■ PROBLEM REQUIREMENTS:
Find the string "Benutzer" and gather every line that holds it.
▬▬▬▬▬▬▬▬▬▬
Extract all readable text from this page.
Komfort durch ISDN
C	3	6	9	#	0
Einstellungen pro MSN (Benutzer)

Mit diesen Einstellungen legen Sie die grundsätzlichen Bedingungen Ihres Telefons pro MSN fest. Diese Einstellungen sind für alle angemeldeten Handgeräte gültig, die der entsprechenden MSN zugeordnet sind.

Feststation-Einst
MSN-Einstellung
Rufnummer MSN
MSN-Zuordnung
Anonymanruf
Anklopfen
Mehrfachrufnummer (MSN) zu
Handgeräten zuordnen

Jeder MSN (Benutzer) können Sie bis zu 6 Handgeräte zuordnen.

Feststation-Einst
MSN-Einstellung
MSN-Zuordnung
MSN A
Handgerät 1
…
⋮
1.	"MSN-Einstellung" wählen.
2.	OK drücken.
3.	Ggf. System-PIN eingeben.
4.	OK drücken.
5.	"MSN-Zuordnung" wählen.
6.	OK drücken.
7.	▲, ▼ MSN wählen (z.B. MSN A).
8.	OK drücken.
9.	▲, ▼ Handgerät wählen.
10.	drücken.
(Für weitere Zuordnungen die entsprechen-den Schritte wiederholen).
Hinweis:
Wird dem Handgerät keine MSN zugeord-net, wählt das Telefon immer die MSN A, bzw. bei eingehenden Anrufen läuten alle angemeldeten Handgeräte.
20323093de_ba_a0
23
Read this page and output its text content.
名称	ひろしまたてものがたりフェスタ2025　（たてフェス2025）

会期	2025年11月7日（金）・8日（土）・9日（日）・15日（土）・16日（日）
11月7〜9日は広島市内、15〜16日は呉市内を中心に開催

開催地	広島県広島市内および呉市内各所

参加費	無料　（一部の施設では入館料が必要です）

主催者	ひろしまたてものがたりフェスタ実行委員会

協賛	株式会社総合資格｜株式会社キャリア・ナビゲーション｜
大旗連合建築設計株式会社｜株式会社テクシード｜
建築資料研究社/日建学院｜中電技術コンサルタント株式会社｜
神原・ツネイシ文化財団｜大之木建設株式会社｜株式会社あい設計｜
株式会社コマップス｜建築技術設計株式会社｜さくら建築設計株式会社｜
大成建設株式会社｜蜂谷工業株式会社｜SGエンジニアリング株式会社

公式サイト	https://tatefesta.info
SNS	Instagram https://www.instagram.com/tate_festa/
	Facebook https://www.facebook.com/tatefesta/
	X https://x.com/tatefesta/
▬▬▬▬▬▬▬▬▬▬
■ ANSWER TO THE PROBLEM:
Einstellungen pro MSN (Benutzer)
Jeder MSN (Benutzer) können Sie bis zu 6 Handgeräte zuordnen.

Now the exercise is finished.